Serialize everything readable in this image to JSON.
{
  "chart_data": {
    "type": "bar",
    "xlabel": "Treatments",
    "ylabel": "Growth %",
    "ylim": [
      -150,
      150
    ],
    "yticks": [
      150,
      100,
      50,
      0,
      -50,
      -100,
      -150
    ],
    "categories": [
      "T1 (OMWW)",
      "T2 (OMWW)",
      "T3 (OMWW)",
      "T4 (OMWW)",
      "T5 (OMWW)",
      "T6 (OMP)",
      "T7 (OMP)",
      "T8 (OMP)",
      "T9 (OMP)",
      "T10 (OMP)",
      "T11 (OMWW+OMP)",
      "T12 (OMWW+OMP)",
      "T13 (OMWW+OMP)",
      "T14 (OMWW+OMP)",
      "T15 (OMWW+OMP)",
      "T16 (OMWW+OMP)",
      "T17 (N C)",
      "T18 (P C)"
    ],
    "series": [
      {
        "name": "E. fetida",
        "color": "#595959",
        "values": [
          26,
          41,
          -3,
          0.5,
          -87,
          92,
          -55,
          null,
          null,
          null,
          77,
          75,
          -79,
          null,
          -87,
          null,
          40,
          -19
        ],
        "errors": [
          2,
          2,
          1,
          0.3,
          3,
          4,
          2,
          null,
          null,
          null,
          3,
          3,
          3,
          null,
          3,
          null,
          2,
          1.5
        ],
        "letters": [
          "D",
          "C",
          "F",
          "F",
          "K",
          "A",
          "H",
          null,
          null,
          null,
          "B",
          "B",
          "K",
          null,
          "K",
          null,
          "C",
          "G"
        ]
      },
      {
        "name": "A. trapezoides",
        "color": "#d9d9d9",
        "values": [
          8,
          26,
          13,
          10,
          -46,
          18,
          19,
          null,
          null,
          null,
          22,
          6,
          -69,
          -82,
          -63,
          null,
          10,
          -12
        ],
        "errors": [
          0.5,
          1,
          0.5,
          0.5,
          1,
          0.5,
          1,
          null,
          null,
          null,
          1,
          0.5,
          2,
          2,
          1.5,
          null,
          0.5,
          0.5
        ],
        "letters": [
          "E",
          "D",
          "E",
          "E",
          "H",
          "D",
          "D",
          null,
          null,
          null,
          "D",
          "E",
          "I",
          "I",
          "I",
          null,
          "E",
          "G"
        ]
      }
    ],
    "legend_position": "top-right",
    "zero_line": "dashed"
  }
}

----------

STATED EXERCISE
Locate each line with the word "OMWW" and copy it.

EXERCISE ANSWER
      "T1 (OMWW)",
      "T2 (OMWW)",
      "T3 (OMWW)",
      "T4 (OMWW)",
      "T5 (OMWW)",
      "T11 (OMWW+OMP)",
      "T12 (OMWW+OMP)",
      "T13 (OMWW+OMP)",
      "T14 (OMWW+OMP)",
      "T15 (OMWW+OMP)",
      "T16 (OMWW+OMP)",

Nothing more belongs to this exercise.